**Task instructions**:
For the entries below, how many lines include the word "level"? Give the figure and nothing more.

**Task material**:
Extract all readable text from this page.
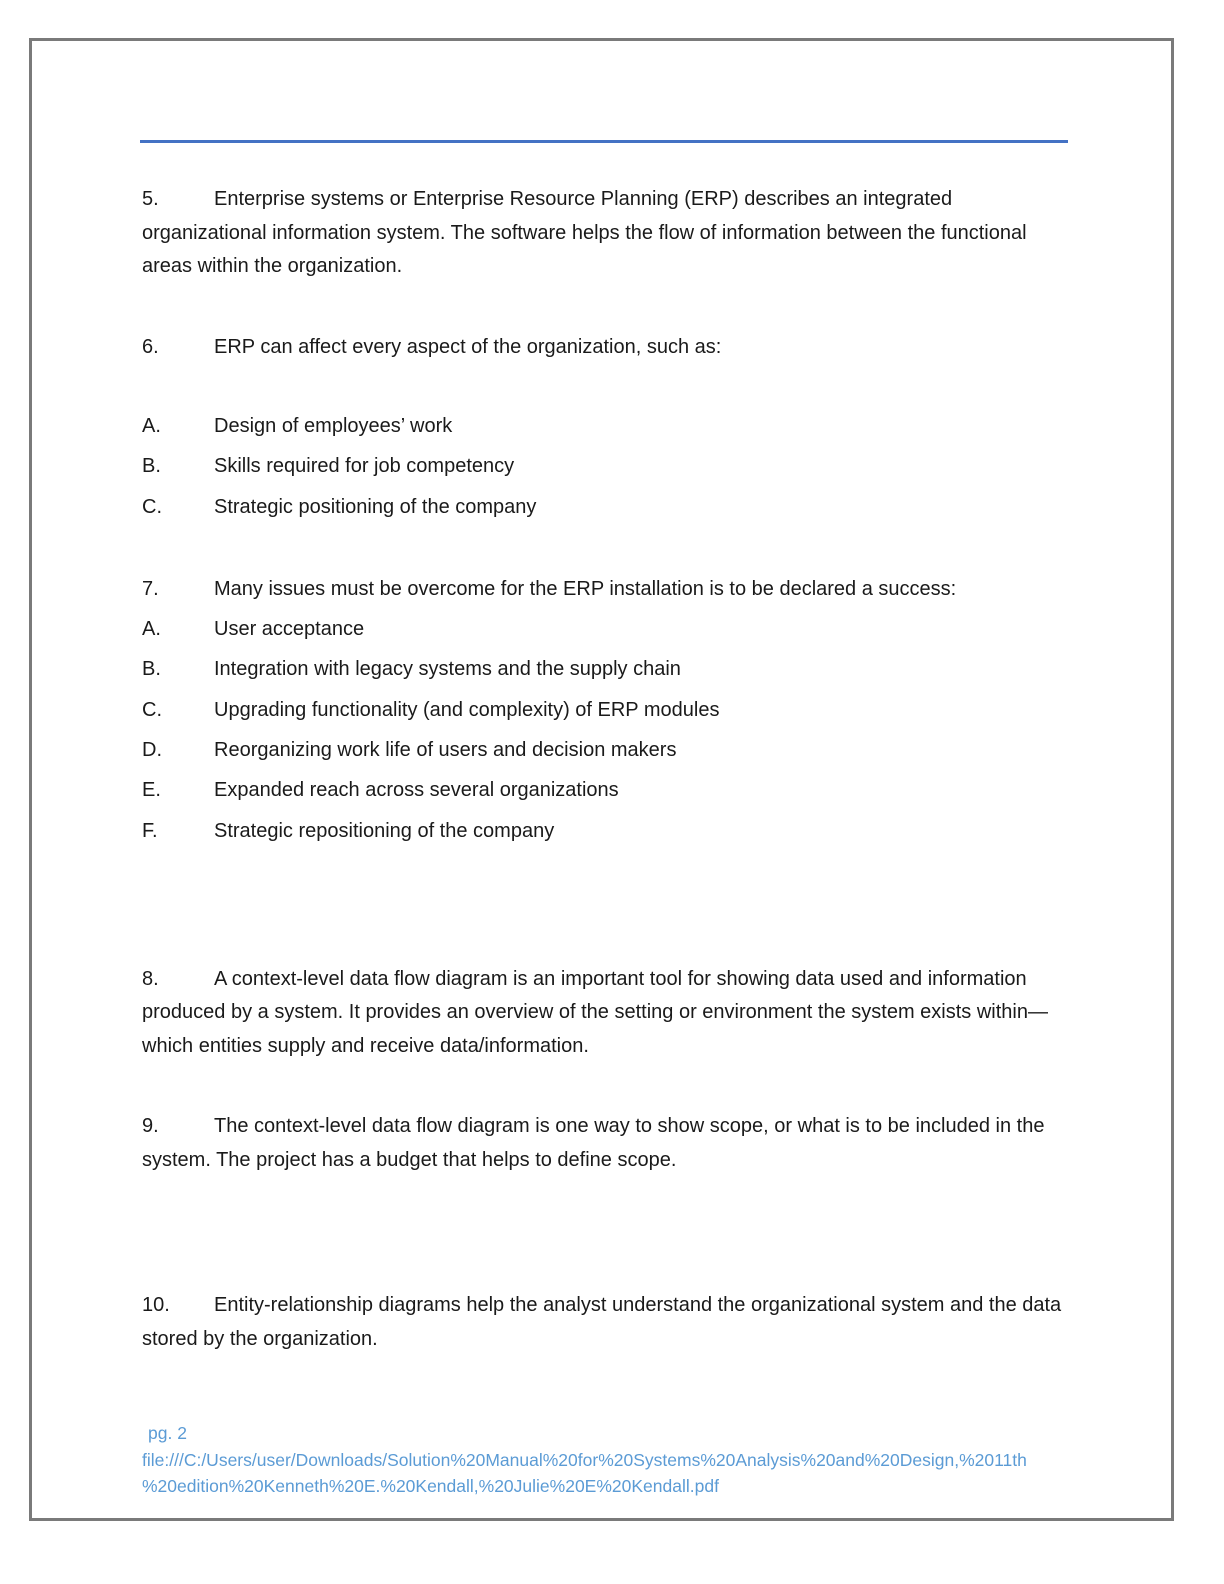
5.	Enterprise systems or Enterprise Resource Planning (ERP) describes an integrated organizational information system. The software helps the flow of information between the functional areas within the organization.

6.	ERP can affect every aspect of the organization, such as:

A.	Design of employees’ work

B.	Skills required for job competency

C.	Strategic positioning of the company

7.	Many issues must be overcome for the ERP installation is to be declared a success:

A.	User acceptance

B.	Integration with legacy systems and the supply chain

C.	Upgrading functionality (and complexity) of ERP modules

D.	Reorganizing work life of users and decision makers

E.	Expanded reach across several organizations

F.	Strategic repositioning of the company

8.	A context-level data flow diagram is an important tool for showing data used and information produced by a system. It provides an overview of the setting or environment the system exists within—which entities supply and receive data/information.

9.	The context-level data flow diagram is one way to show scope, or what is to be included in the system. The project has a budget that helps to define scope.

10. Entity-relationship diagrams help the analyst understand the organizational system and the data stored by the organization.

pg. 2
file:///C:/Users/user/Downloads/Solution%20Manual%20for%20Systems%20Analysis%20and%20Design,%2011th
%20edition%20Kenneth%20E.%20Kendall,%20Julie%20E%20Kendall.pdf
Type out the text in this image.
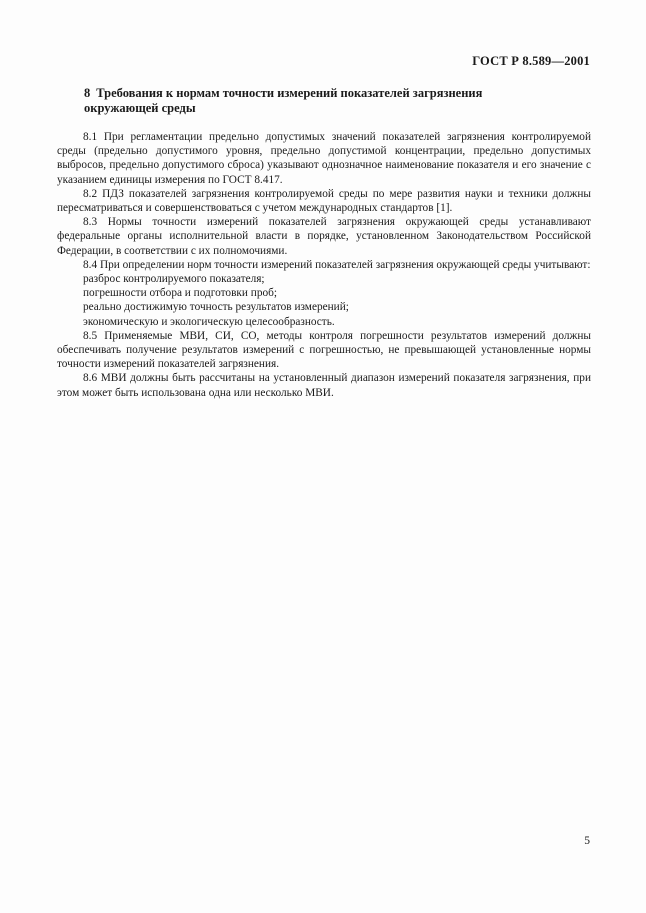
ГОСТ Р 8.589—2001
8 Требования к нормам точности измерений показателей загрязнения окружающей среды

8.1 При регламентации предельно допустимых значений показателей загрязнения контролируемой среды (предельно допустимого уровня, предельно допустимой концентрации, предельно допустимых выбросов, предельно допустимого сброса) указывают однозначное наименование показателя и его значение с указанием единицы измерения по ГОСТ 8.417.

8.2 ПДЗ показателей загрязнения контролируемой среды по мере развития науки и техники должны пересматриваться и совершенствоваться с учетом международных стандартов [1].

8.3 Нормы точности измерений показателей загрязнения окружающей среды устанавливают федеральные органы исполнительной власти в порядке, установленном Законодательством Российской Федерации, в соответствии с их полномочиями.

8.4 При определении норм точности измерений показателей загрязнения окружающей среды учитывают:

разброс контролируемого показателя;

погрешности отбора и подготовки проб;

реально достижимую точность результатов измерений;

экономическую и экологическую целесообразность.

8.5 Применяемые МВИ, СИ, СО, методы контроля погрешности результатов измерений должны обеспечивать получение результатов измерений с погрешностью, не превышающей установленные нормы точности измерений показателей загрязнения.

8.6 МВИ должны быть рассчитаны на установленный диапазон измерений показателя загрязнения, при этом может быть использована одна или несколько МВИ.

5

**Response to the exercise**:
2